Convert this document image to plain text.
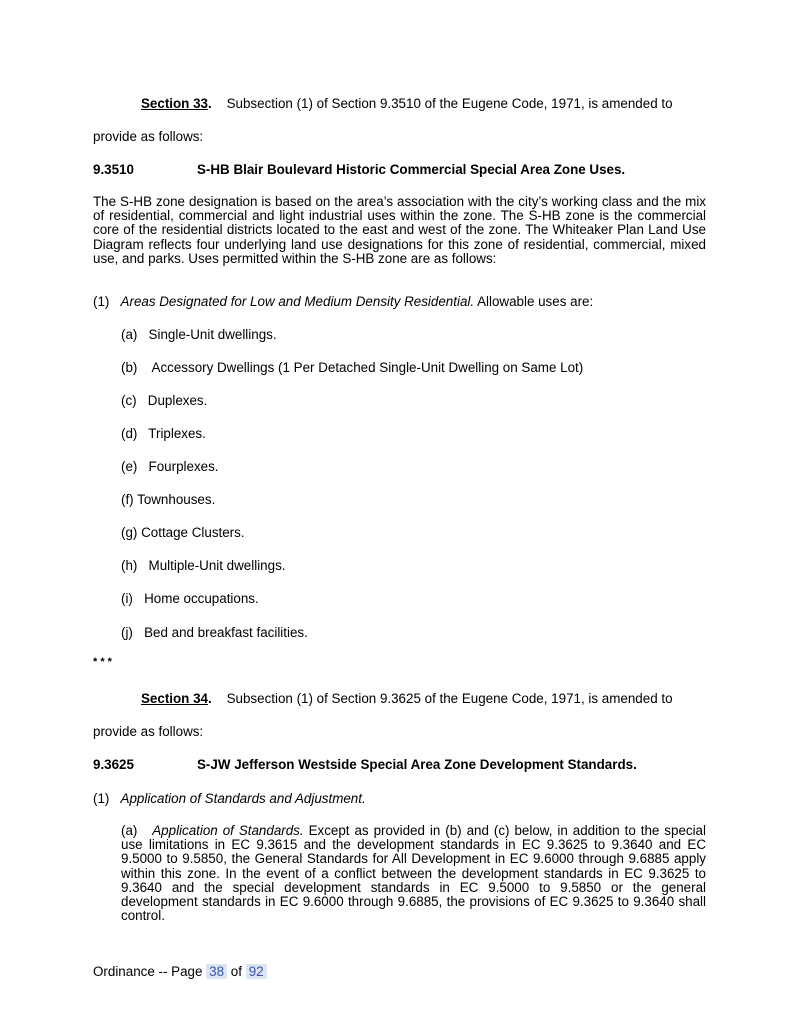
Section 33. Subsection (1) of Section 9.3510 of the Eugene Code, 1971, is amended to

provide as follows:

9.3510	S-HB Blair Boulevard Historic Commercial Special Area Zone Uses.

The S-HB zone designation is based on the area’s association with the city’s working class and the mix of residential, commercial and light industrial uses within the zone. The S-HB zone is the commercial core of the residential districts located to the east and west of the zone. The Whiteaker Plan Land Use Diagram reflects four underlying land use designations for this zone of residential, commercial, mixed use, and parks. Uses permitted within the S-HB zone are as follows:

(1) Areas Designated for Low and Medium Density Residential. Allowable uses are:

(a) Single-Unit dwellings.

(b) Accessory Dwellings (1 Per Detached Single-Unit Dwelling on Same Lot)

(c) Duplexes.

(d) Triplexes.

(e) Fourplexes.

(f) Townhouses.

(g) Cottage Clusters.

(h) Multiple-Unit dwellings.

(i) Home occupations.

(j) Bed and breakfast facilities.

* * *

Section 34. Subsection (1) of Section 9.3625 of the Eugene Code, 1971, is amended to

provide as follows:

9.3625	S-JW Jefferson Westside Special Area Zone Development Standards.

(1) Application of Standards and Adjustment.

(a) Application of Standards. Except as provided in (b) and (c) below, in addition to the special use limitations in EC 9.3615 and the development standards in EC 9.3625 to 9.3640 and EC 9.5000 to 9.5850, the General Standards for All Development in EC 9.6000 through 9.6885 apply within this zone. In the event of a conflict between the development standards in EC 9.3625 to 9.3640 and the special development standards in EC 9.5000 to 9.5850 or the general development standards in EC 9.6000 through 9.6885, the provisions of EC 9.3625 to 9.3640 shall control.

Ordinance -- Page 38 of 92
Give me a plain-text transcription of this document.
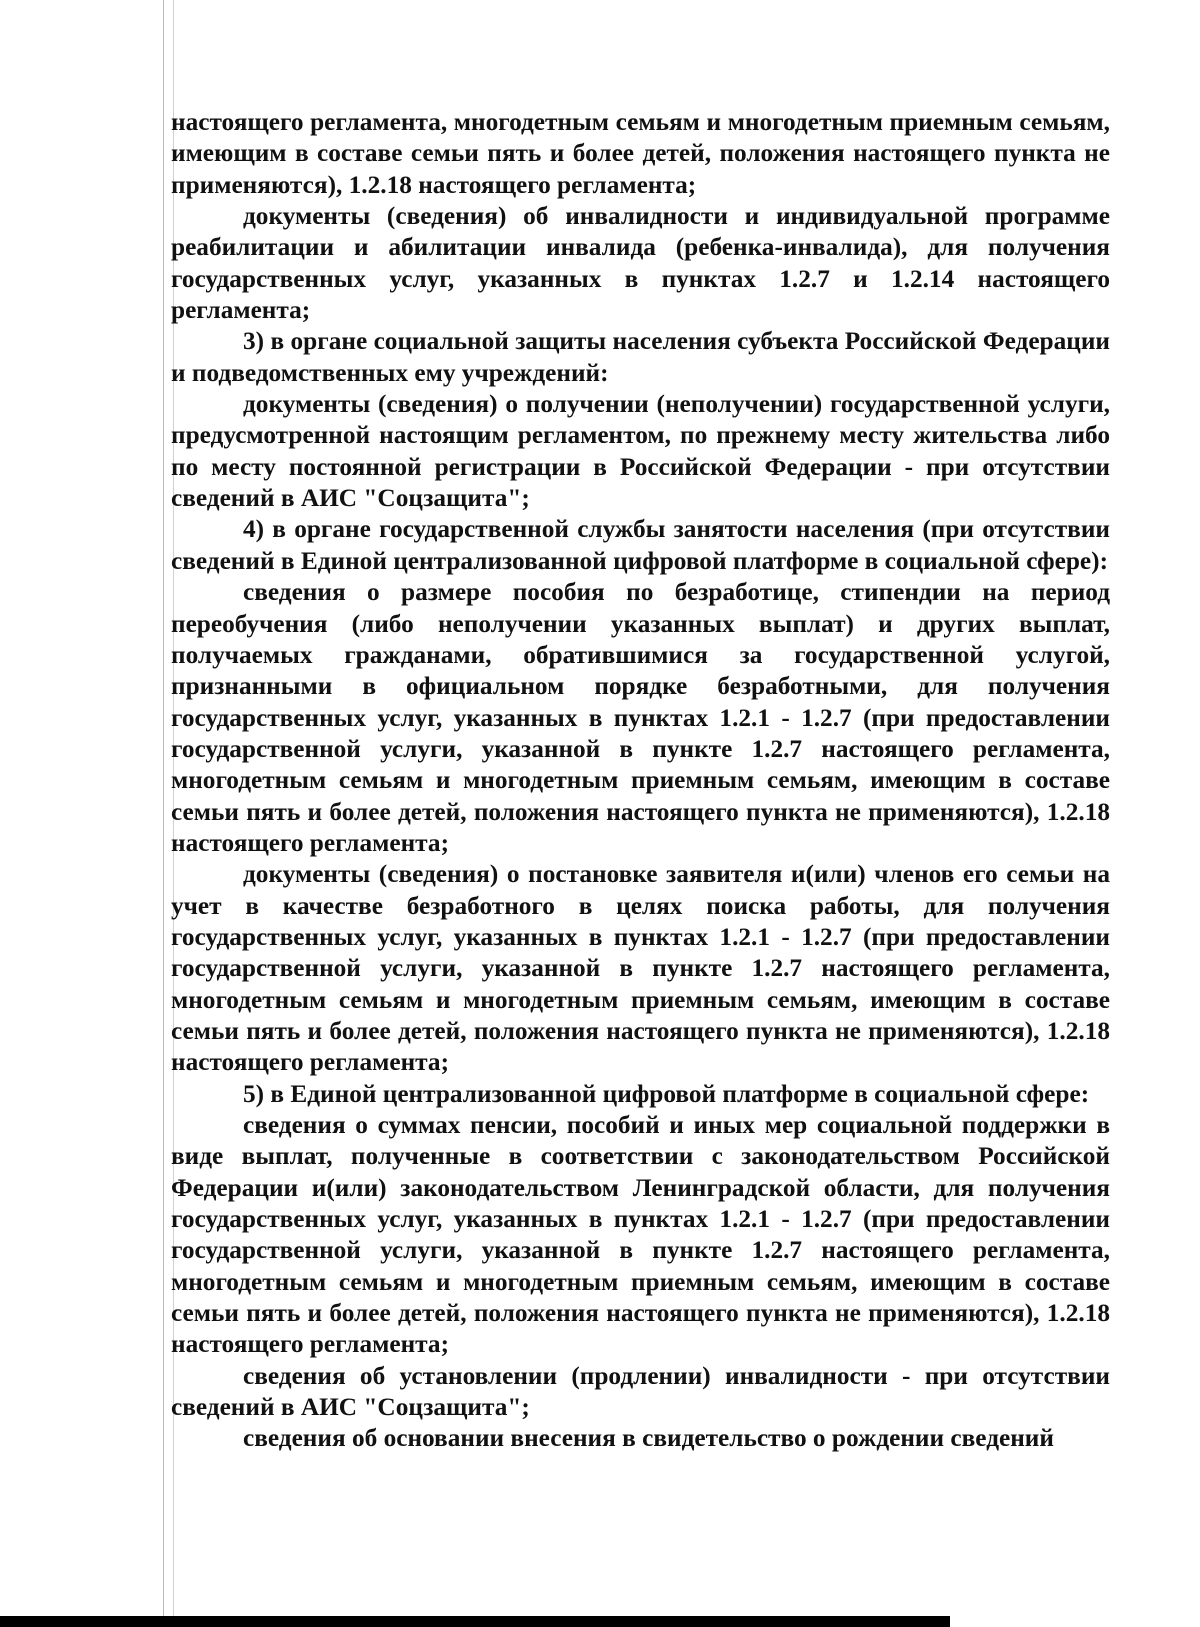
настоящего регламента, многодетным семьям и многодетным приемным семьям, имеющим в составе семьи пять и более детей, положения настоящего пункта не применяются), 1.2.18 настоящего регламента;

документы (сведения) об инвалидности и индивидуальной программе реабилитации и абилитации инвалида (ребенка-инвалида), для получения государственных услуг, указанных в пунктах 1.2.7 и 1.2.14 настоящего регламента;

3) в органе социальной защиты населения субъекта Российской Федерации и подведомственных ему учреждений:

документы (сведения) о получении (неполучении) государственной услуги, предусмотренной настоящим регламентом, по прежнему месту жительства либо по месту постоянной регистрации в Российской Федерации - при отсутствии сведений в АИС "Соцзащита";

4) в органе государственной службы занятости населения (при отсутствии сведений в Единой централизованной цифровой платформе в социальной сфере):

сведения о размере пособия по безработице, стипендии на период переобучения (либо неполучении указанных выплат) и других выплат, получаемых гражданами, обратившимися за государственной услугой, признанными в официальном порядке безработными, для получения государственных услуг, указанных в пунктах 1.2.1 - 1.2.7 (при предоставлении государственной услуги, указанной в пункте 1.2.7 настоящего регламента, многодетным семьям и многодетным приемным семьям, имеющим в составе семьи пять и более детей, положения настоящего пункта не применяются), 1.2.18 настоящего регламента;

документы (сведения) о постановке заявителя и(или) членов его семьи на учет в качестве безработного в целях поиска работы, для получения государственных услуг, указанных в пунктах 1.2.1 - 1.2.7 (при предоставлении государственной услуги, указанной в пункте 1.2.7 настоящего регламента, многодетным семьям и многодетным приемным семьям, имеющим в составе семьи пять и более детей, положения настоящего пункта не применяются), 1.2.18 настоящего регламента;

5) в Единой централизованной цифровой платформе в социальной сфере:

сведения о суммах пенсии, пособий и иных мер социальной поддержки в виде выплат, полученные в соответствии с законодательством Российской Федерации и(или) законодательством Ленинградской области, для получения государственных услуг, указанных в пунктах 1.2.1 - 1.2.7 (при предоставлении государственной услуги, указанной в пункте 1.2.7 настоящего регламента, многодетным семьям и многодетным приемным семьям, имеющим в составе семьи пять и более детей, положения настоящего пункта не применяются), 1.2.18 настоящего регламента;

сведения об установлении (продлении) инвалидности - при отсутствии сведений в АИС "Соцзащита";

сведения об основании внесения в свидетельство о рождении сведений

====================

### The problem
Show every line from the entries above in which the word "amended" appears.

### Task output
Section 33. Subsection (1) of Section 9.3510 of the Eugene Code, 1971, is amended to
Section 34. Subsection (1) of Section 9.3625 of the Eugene Code, 1971, is amended to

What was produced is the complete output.